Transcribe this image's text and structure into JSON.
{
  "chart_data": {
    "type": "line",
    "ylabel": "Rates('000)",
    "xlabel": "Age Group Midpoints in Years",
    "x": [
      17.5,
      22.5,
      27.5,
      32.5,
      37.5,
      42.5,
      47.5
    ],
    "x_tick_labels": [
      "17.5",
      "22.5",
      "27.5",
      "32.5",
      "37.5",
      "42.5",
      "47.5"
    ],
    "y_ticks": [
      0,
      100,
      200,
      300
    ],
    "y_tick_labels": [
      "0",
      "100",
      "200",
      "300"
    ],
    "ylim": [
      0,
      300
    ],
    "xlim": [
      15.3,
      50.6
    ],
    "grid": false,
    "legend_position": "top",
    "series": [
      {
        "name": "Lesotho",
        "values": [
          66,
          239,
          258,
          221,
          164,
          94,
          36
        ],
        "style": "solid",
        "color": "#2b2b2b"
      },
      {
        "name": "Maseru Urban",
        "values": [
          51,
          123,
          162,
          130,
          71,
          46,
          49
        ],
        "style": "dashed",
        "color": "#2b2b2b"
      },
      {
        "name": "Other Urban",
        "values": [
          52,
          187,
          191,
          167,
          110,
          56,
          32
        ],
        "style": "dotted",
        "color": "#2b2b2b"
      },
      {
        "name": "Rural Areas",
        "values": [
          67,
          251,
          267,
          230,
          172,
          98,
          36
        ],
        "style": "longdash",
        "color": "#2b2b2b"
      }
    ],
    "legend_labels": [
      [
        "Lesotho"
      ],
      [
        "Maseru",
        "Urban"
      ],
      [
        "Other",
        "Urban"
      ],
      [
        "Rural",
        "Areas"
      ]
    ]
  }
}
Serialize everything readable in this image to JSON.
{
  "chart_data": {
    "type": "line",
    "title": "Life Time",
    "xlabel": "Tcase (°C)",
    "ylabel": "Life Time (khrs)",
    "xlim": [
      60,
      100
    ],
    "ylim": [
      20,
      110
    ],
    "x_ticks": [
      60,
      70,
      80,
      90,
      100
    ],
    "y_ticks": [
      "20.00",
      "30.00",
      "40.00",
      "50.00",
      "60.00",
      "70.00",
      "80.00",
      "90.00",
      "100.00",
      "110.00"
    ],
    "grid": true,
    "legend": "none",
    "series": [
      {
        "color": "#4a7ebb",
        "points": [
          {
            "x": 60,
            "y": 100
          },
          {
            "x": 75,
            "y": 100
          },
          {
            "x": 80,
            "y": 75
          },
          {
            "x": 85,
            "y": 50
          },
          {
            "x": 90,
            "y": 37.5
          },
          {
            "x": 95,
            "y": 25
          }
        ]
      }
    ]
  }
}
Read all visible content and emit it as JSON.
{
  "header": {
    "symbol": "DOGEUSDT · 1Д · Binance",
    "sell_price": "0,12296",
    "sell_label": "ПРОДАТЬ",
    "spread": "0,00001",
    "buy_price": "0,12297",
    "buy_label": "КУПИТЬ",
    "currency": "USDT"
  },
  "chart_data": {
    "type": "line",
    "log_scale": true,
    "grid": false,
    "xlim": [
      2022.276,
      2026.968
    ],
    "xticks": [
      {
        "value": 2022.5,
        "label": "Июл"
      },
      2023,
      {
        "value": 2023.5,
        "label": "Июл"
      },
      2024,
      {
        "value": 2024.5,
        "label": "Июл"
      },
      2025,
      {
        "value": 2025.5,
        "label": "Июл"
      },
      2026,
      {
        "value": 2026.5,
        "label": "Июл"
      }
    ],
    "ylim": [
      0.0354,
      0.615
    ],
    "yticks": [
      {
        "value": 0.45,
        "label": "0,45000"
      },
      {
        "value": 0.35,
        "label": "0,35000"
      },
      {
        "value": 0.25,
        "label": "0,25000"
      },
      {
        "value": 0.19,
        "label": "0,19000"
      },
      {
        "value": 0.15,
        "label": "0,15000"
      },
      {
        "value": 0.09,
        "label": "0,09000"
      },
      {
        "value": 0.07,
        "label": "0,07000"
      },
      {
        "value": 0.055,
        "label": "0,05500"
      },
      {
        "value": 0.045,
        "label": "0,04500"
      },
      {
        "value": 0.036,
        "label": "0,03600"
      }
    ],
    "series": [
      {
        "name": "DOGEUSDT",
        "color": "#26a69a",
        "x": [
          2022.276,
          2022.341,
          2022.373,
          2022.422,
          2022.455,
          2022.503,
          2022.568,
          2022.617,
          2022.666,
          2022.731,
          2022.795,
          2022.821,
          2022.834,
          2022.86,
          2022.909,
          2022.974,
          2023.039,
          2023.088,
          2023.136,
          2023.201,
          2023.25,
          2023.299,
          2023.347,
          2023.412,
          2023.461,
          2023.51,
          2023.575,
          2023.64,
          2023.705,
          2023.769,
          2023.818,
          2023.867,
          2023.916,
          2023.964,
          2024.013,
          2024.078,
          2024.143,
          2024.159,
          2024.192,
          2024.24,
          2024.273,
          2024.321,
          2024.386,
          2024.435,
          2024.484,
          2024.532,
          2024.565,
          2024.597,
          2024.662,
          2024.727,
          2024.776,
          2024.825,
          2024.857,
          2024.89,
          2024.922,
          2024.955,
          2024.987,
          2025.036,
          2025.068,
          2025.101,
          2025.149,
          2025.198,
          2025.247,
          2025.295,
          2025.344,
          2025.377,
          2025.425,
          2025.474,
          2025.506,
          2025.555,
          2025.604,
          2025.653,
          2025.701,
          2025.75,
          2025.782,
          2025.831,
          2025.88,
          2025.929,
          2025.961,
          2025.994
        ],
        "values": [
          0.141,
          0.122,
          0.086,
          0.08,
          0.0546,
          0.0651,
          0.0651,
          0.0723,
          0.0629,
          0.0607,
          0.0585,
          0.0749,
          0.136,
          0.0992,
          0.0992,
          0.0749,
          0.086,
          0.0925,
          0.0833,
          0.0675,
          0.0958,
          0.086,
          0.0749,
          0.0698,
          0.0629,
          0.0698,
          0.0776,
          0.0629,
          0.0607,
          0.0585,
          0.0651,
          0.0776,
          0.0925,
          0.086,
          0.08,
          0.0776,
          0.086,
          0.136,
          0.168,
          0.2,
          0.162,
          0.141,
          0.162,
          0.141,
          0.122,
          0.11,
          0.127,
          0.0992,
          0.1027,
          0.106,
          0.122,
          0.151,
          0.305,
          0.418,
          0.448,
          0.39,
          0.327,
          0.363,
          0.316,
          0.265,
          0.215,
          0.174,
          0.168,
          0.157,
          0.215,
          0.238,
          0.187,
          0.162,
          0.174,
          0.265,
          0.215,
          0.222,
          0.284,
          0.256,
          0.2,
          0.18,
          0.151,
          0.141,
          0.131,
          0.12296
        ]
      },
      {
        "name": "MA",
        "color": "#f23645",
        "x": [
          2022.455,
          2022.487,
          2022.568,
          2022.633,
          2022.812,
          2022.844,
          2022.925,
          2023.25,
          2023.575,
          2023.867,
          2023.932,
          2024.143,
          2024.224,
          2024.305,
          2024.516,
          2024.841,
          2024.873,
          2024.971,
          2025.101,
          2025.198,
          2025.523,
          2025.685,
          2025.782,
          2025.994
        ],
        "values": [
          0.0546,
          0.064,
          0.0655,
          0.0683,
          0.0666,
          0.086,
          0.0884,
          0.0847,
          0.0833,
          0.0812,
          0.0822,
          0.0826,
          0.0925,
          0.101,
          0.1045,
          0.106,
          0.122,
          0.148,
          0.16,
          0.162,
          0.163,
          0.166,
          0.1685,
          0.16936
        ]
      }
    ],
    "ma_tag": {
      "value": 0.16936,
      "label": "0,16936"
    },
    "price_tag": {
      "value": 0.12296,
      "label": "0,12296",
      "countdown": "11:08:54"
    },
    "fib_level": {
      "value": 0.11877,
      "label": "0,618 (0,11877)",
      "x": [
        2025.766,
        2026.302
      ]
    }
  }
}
#####
▶ **Aim of the exercise**:
Repeat the listing above without any change.

▶ **Exercise answer**:
Transcribe this image's text and structure into JSON.
{
  "chart_data": {
    "type": "line",
    "ylabel": "Rates('000)",
    "xlabel": "Age Group Midpoints in Years",
    "x": [
      17.5,
      22.5,
      27.5,
      32.5,
      37.5,
      42.5,
      47.5
    ],
    "x_tick_labels": [
      "17.5",
      "22.5",
      "27.5",
      "32.5",
      "37.5",
      "42.5",
      "47.5"
    ],
    "y_ticks": [
      0,
      100,
      200,
      300
    ],
    "y_tick_labels": [
      "0",
      "100",
      "200",
      "300"
    ],
    "ylim": [
      0,
      300
    ],
    "xlim": [
      15.3,
      50.6
    ],
    "grid": false,
    "legend_position": "top",
    "series": [
      {
        "name": "Lesotho",
        "values": [
          66,
          239,
          258,
          221,
          164,
          94,
          36
        ],
        "style": "solid",
        "color": "#2b2b2b"
      },
      {
        "name": "Maseru Urban",
        "values": [
          51,
          123,
          162,
          130,
          71,
          46,
          49
        ],
        "style": "dashed",
        "color": "#2b2b2b"
      },
      {
        "name": "Other Urban",
        "values": [
          52,
          187,
          191,
          167,
          110,
          56,
          32
        ],
        "style": "dotted",
        "color": "#2b2b2b"
      },
      {
        "name": "Rural Areas",
        "values": [
          67,
          251,
          267,
          230,
          172,
          98,
          36
        ],
        "style": "longdash",
        "color": "#2b2b2b"
      }
    ],
    "legend_labels": [
      [
        "Lesotho"
      ],
      [
        "Maseru",
        "Urban"
      ],
      [
        "Other",
        "Urban"
      ],
      [
        "Rural",
        "Areas"
      ]
    ]
  }
}
Serialize everything readable in this image to JSON.
{
  "chart_data": {
    "type": "line",
    "title": "Life Time",
    "xlabel": "Tcase (°C)",
    "ylabel": "Life Time (khrs)",
    "xlim": [
      60,
      100
    ],
    "ylim": [
      20,
      110
    ],
    "x_ticks": [
      60,
      70,
      80,
      90,
      100
    ],
    "y_ticks": [
      "20.00",
      "30.00",
      "40.00",
      "50.00",
      "60.00",
      "70.00",
      "80.00",
      "90.00",
      "100.00",
      "110.00"
    ],
    "grid": true,
    "legend": "none",
    "series": [
      {
        "color": "#4a7ebb",
        "points": [
          {
            "x": 60,
            "y": 100
          },
          {
            "x": 75,
            "y": 100
          },
          {
            "x": 80,
            "y": 75
          },
          {
            "x": 85,
            "y": 50
          },
          {
            "x": 90,
            "y": 37.5
          },
          {
            "x": 95,
            "y": 25
          }
        ]
      }
    ]
  }
}
Read all visible content and emit it as JSON.
{
  "header": {
    "symbol": "DOGEUSDT · 1Д · Binance",
    "sell_price": "0,12296",
    "sell_label": "ПРОДАТЬ",
    "spread": "0,00001",
    "buy_price": "0,12297",
    "buy_label": "КУПИТЬ",
    "currency": "USDT"
  },
  "chart_data": {
    "type": "line",
    "log_scale": true,
    "grid": false,
    "xlim": [
      2022.276,
      2026.968
    ],
    "xticks": [
      {
        "value": 2022.5,
        "label": "Июл"
      },
      2023,
      {
        "value": 2023.5,
        "label": "Июл"
      },
      2024,
      {
        "value": 2024.5,
        "label": "Июл"
      },
      2025,
      {
        "value": 2025.5,
        "label": "Июл"
      },
      2026,
      {
        "value": 2026.5,
        "label": "Июл"
      }
    ],
    "ylim": [
      0.0354,
      0.615
    ],
    "yticks": [
      {
        "value": 0.45,
        "label": "0,45000"
      },
      {
        "value": 0.35,
        "label": "0,35000"
      },
      {
        "value": 0.25,
        "label": "0,25000"
      },
      {
        "value": 0.19,
        "label": "0,19000"
      },
      {
        "value": 0.15,
        "label": "0,15000"
      },
      {
        "value": 0.09,
        "label": "0,09000"
      },
      {
        "value": 0.07,
        "label": "0,07000"
      },
      {
        "value": 0.055,
        "label": "0,05500"
      },
      {
        "value": 0.045,
        "label": "0,04500"
      },
      {
        "value": 0.036,
        "label": "0,03600"
      }
    ],
    "series": [
      {
        "name": "DOGEUSDT",
        "color": "#26a69a",
        "x": [
          2022.276,
          2022.341,
          2022.373,
          2022.422,
          2022.455,
          2022.503,
          2022.568,
          2022.617,
          2022.666,
          2022.731,
          2022.795,
          2022.821,
          2022.834,
          2022.86,
          2022.909,
          2022.974,
          2023.039,
          2023.088,
          2023.136,
          2023.201,
          2023.25,
          2023.299,
          2023.347,
          2023.412,
          2023.461,
          2023.51,
          2023.575,
          2023.64,
          2023.705,
          2023.769,
          2023.818,
          2023.867,
          2023.916,
          2023.964,
          2024.013,
          2024.078,
          2024.143,
          2024.159,
          2024.192,
          2024.24,
          2024.273,
          2024.321,
          2024.386,
          2024.435,
          2024.484,
          2024.532,
          2024.565,
          2024.597,
          2024.662,
          2024.727,
          2024.776,
          2024.825,
          2024.857,
          2024.89,
          2024.922,
          2024.955,
          2024.987,
          2025.036,
          2025.068,
          2025.101,
          2025.149,
          2025.198,
          2025.247,
          2025.295,
          2025.344,
          2025.377,
          2025.425,
          2025.474,
          2025.506,
          2025.555,
          2025.604,
          2025.653,
          2025.701,
          2025.75,
          2025.782,
          2025.831,
          2025.88,
          2025.929,
          2025.961,
          2025.994
        ],
        "values": [
          0.141,
          0.122,
          0.086,
          0.08,
          0.0546,
          0.0651,
          0.0651,
          0.0723,
          0.0629,
          0.0607,
          0.0585,
          0.0749,
          0.136,
          0.0992,
          0.0992,
          0.0749,
          0.086,
          0.0925,
          0.0833,
          0.0675,
          0.0958,
          0.086,
          0.0749,
          0.0698,
          0.0629,
          0.0698,
          0.0776,
          0.0629,
          0.0607,
          0.0585,
          0.0651,
          0.0776,
          0.0925,
          0.086,
          0.08,
          0.0776,
          0.086,
          0.136,
          0.168,
          0.2,
          0.162,
          0.141,
          0.162,
          0.141,
          0.122,
          0.11,
          0.127,
          0.0992,
          0.1027,
          0.106,
          0.122,
          0.151,
          0.305,
          0.418,
          0.448,
          0.39,
          0.327,
          0.363,
          0.316,
          0.265,
          0.215,
          0.174,
          0.168,
          0.157,
          0.215,
          0.238,
          0.187,
          0.162,
          0.174,
          0.265,
          0.215,
          0.222,
          0.284,
          0.256,
          0.2,
          0.18,
          0.151,
          0.141,
          0.131,
          0.12296
        ]
      },
      {
        "name": "MA",
        "color": "#f23645",
        "x": [
          2022.455,
          2022.487,
          2022.568,
          2022.633,
          2022.812,
          2022.844,
          2022.925,
          2023.25,
          2023.575,
          2023.867,
          2023.932,
          2024.143,
          2024.224,
          2024.305,
          2024.516,
          2024.841,
          2024.873,
          2024.971,
          2025.101,
          2025.198,
          2025.523,
          2025.685,
          2025.782,
          2025.994
        ],
        "values": [
          0.0546,
          0.064,
          0.0655,
          0.0683,
          0.0666,
          0.086,
          0.0884,
          0.0847,
          0.0833,
          0.0812,
          0.0822,
          0.0826,
          0.0925,
          0.101,
          0.1045,
          0.106,
          0.122,
          0.148,
          0.16,
          0.162,
          0.163,
          0.166,
          0.1685,
          0.16936
        ]
      }
    ],
    "ma_tag": {
      "value": 0.16936,
      "label": "0,16936"
    },
    "price_tag": {
      "value": 0.12296,
      "label": "0,12296",
      "countdown": "11:08:54"
    },
    "fib_level": {
      "value": 0.11877,
      "label": "0,618 (0,11877)",
      "x": [
        2025.766,
        2026.302
      ]
    }
  }
}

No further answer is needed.